start Data lines

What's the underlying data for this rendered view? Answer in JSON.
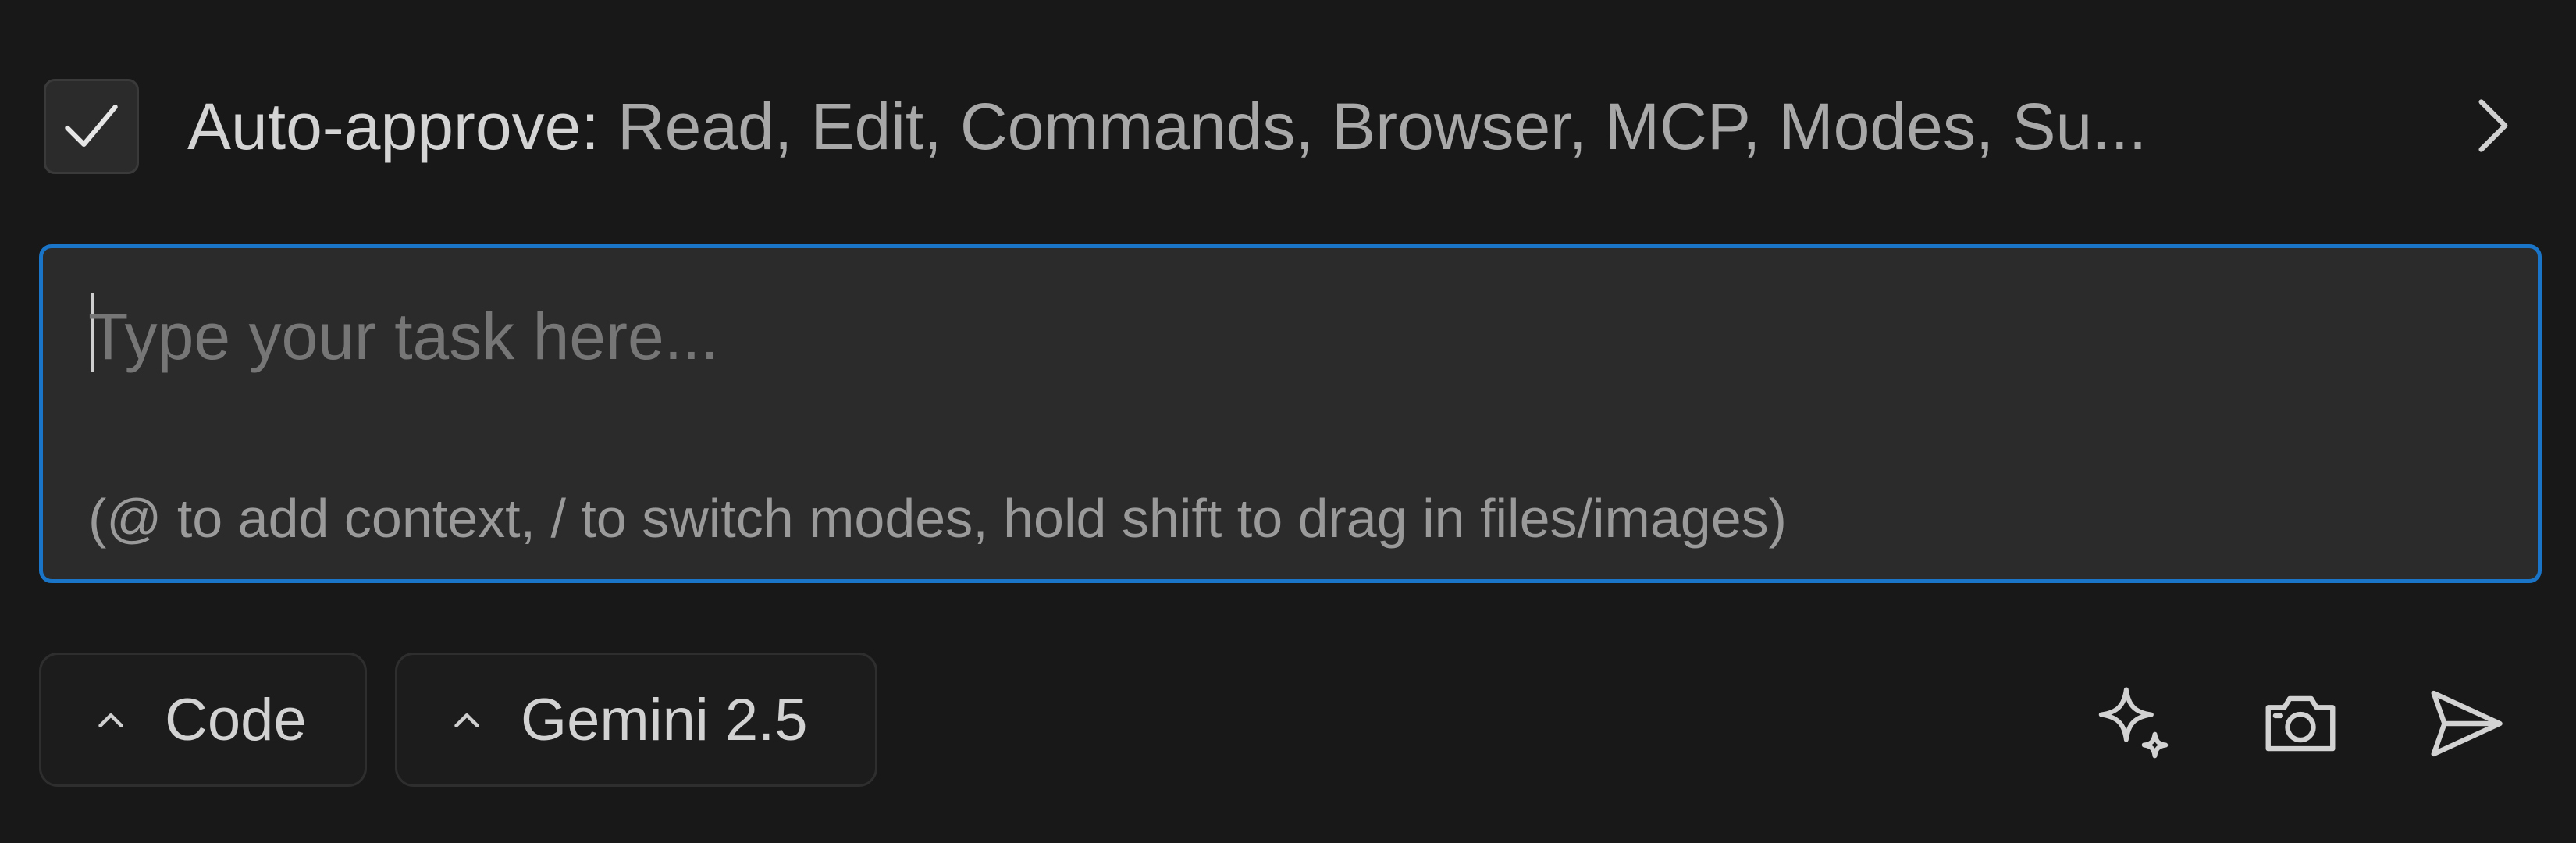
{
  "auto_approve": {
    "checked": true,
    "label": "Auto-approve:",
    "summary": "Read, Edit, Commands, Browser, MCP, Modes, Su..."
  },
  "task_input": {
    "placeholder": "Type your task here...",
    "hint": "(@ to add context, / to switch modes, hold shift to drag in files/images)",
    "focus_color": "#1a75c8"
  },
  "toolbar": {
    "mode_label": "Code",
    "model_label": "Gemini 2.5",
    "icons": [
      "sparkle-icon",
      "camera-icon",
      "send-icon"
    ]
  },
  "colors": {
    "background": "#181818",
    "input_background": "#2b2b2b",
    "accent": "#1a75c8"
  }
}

end Data lines
start Data lines

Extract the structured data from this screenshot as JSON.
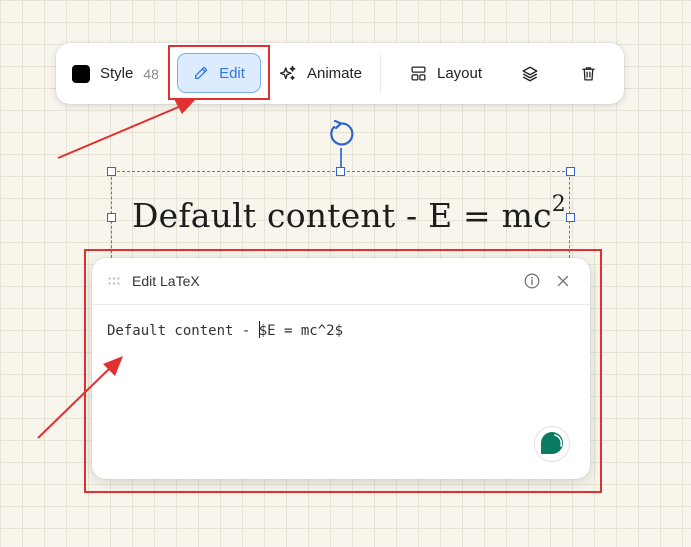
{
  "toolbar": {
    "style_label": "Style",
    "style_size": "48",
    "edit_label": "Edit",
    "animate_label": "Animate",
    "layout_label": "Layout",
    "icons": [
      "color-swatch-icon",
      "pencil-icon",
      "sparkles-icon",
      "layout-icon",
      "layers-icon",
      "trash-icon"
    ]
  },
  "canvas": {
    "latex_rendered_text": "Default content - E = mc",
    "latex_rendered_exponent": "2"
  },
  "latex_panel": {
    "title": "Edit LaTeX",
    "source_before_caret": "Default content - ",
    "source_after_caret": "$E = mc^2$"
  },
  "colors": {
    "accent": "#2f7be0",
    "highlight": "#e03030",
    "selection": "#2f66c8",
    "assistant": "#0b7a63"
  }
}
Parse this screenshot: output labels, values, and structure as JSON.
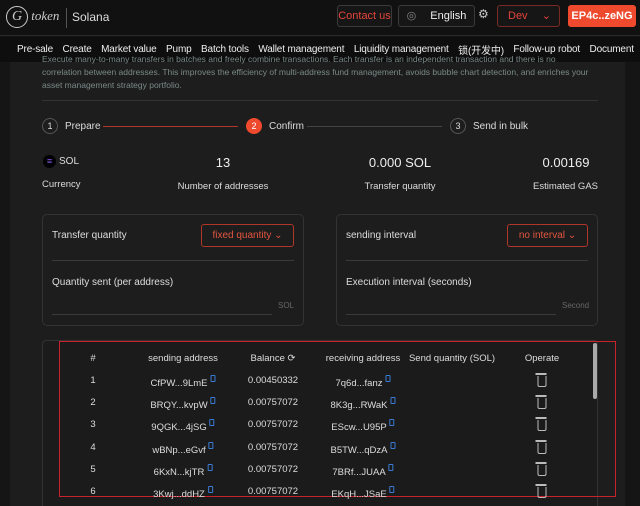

end Data lines
start Data lines

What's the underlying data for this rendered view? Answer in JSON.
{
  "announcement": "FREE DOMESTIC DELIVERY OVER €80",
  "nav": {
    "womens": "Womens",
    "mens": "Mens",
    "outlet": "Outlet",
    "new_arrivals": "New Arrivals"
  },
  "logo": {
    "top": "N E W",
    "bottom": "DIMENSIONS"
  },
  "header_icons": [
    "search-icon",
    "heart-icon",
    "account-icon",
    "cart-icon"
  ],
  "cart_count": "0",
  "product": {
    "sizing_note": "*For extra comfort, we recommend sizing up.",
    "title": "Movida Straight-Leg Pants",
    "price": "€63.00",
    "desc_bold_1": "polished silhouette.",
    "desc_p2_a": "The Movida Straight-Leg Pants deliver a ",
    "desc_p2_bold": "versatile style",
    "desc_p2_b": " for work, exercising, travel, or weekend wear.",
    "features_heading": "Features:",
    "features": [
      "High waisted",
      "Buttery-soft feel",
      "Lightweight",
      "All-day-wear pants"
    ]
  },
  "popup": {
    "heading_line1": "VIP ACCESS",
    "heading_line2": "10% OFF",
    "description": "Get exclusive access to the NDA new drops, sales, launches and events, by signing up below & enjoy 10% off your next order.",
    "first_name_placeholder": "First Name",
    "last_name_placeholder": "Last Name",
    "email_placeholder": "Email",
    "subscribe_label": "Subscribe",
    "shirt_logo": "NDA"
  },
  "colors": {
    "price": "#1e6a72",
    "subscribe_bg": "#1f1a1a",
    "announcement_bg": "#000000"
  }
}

end Data lines

**Prompt**
Give only the lines from the one with "Extract the structured" to the one with "Parse this screenshot: output", both included, again and exactly; leave the images out.

**Task solution**
Extract the structured data from this screenshot as JSON.
{
  "toolbar": {
    "style_label": "Style",
    "style_size": "48",
    "edit_label": "Edit",
    "animate_label": "Animate",
    "layout_label": "Layout",
    "icons": [
      "color-swatch-icon",
      "pencil-icon",
      "sparkles-icon",
      "layout-icon",
      "layers-icon",
      "trash-icon"
    ]
  },
  "canvas": {
    "latex_rendered_text": "Default content - E = mc",
    "latex_rendered_exponent": "2"
  },
  "latex_panel": {
    "title": "Edit LaTeX",
    "source_before_caret": "Default content - ",
    "source_after_caret": "$E = mc^2$"
  },
  "colors": {
    "accent": "#2f7be0",
    "highlight": "#e03030",
    "selection": "#2f66c8",
    "assistant": "#0b7a63"
  }
}
Parse this screenshot: output labels, values, and structure as JSON.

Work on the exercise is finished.